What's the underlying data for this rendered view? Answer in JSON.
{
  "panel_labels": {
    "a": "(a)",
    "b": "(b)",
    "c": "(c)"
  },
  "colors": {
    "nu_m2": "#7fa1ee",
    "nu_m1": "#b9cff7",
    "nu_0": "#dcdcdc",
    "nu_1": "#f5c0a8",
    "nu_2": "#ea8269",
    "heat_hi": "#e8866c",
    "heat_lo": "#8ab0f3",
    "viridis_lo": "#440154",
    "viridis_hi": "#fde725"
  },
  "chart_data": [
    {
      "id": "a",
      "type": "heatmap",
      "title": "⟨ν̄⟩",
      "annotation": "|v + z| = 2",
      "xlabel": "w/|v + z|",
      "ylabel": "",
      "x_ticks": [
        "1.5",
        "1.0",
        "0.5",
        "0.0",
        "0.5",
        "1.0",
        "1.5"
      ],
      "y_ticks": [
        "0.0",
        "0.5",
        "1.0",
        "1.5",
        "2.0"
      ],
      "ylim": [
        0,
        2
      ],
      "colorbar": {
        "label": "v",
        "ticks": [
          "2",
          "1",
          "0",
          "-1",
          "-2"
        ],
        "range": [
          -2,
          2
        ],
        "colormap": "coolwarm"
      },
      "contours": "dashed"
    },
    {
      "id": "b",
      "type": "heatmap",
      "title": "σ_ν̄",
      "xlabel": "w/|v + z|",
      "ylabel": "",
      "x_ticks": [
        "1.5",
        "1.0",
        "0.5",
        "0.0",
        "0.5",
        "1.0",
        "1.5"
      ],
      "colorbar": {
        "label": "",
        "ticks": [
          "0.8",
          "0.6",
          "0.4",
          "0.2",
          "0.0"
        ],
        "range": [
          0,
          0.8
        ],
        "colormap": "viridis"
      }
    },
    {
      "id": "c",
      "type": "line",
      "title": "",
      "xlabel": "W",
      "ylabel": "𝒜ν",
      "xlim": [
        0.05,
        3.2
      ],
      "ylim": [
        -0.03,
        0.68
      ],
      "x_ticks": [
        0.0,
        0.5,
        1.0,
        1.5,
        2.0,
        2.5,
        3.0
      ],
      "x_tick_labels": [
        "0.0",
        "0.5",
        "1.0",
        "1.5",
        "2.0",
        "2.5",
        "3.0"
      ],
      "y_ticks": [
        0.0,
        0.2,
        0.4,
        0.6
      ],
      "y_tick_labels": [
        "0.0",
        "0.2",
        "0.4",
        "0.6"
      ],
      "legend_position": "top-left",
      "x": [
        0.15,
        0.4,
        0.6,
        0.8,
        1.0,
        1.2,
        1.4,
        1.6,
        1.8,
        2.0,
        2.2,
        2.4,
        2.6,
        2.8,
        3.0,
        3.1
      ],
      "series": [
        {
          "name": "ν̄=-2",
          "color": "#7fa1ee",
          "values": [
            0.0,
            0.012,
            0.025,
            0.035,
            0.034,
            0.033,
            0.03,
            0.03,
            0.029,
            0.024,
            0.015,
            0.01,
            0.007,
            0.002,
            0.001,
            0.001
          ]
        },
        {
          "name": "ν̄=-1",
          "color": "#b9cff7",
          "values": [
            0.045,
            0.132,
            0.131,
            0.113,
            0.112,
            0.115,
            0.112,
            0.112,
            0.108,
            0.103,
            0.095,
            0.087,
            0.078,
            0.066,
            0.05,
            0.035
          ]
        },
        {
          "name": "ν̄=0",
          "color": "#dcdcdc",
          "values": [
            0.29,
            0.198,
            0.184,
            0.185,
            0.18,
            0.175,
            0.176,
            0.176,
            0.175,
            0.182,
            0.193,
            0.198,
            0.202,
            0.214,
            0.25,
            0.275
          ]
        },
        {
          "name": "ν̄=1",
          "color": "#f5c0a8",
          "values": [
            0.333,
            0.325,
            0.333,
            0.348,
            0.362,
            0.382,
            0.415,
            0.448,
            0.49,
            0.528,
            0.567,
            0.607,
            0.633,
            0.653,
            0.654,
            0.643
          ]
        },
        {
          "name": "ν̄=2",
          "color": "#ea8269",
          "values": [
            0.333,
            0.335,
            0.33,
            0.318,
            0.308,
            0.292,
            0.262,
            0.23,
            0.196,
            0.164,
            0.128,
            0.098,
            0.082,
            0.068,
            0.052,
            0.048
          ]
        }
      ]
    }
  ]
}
____________________
Job
Retype the whole listing, matching it exactly.

The answer
What's the underlying data for this rendered view? Answer in JSON.
{
  "panel_labels": {
    "a": "(a)",
    "b": "(b)",
    "c": "(c)"
  },
  "colors": {
    "nu_m2": "#7fa1ee",
    "nu_m1": "#b9cff7",
    "nu_0": "#dcdcdc",
    "nu_1": "#f5c0a8",
    "nu_2": "#ea8269",
    "heat_hi": "#e8866c",
    "heat_lo": "#8ab0f3",
    "viridis_lo": "#440154",
    "viridis_hi": "#fde725"
  },
  "chart_data": [
    {
      "id": "a",
      "type": "heatmap",
      "title": "⟨ν̄⟩",
      "annotation": "|v + z| = 2",
      "xlabel": "w/|v + z|",
      "ylabel": "",
      "x_ticks": [
        "1.5",
        "1.0",
        "0.5",
        "0.0",
        "0.5",
        "1.0",
        "1.5"
      ],
      "y_ticks": [
        "0.0",
        "0.5",
        "1.0",
        "1.5",
        "2.0"
      ],
      "ylim": [
        0,
        2
      ],
      "colorbar": {
        "label": "v",
        "ticks": [
          "2",
          "1",
          "0",
          "-1",
          "-2"
        ],
        "range": [
          -2,
          2
        ],
        "colormap": "coolwarm"
      },
      "contours": "dashed"
    },
    {
      "id": "b",
      "type": "heatmap",
      "title": "σ_ν̄",
      "xlabel": "w/|v + z|",
      "ylabel": "",
      "x_ticks": [
        "1.5",
        "1.0",
        "0.5",
        "0.0",
        "0.5",
        "1.0",
        "1.5"
      ],
      "colorbar": {
        "label": "",
        "ticks": [
          "0.8",
          "0.6",
          "0.4",
          "0.2",
          "0.0"
        ],
        "range": [
          0,
          0.8
        ],
        "colormap": "viridis"
      }
    },
    {
      "id": "c",
      "type": "line",
      "title": "",
      "xlabel": "W",
      "ylabel": "𝒜ν",
      "xlim": [
        0.05,
        3.2
      ],
      "ylim": [
        -0.03,
        0.68
      ],
      "x_ticks": [
        0.0,
        0.5,
        1.0,
        1.5,
        2.0,
        2.5,
        3.0
      ],
      "x_tick_labels": [
        "0.0",
        "0.5",
        "1.0",
        "1.5",
        "2.0",
        "2.5",
        "3.0"
      ],
      "y_ticks": [
        0.0,
        0.2,
        0.4,
        0.6
      ],
      "y_tick_labels": [
        "0.0",
        "0.2",
        "0.4",
        "0.6"
      ],
      "legend_position": "top-left",
      "x": [
        0.15,
        0.4,
        0.6,
        0.8,
        1.0,
        1.2,
        1.4,
        1.6,
        1.8,
        2.0,
        2.2,
        2.4,
        2.6,
        2.8,
        3.0,
        3.1
      ],
      "series": [
        {
          "name": "ν̄=-2",
          "color": "#7fa1ee",
          "values": [
            0.0,
            0.012,
            0.025,
            0.035,
            0.034,
            0.033,
            0.03,
            0.03,
            0.029,
            0.024,
            0.015,
            0.01,
            0.007,
            0.002,
            0.001,
            0.001
          ]
        },
        {
          "name": "ν̄=-1",
          "color": "#b9cff7",
          "values": [
            0.045,
            0.132,
            0.131,
            0.113,
            0.112,
            0.115,
            0.112,
            0.112,
            0.108,
            0.103,
            0.095,
            0.087,
            0.078,
            0.066,
            0.05,
            0.035
          ]
        },
        {
          "name": "ν̄=0",
          "color": "#dcdcdc",
          "values": [
            0.29,
            0.198,
            0.184,
            0.185,
            0.18,
            0.175,
            0.176,
            0.176,
            0.175,
            0.182,
            0.193,
            0.198,
            0.202,
            0.214,
            0.25,
            0.275
          ]
        },
        {
          "name": "ν̄=1",
          "color": "#f5c0a8",
          "values": [
            0.333,
            0.325,
            0.333,
            0.348,
            0.362,
            0.382,
            0.415,
            0.448,
            0.49,
            0.528,
            0.567,
            0.607,
            0.633,
            0.653,
            0.654,
            0.643
          ]
        },
        {
          "name": "ν̄=2",
          "color": "#ea8269",
          "values": [
            0.333,
            0.335,
            0.33,
            0.318,
            0.308,
            0.292,
            0.262,
            0.23,
            0.196,
            0.164,
            0.128,
            0.098,
            0.082,
            0.068,
            0.052,
            0.048
          ]
        }
      ]
    }
  ]
}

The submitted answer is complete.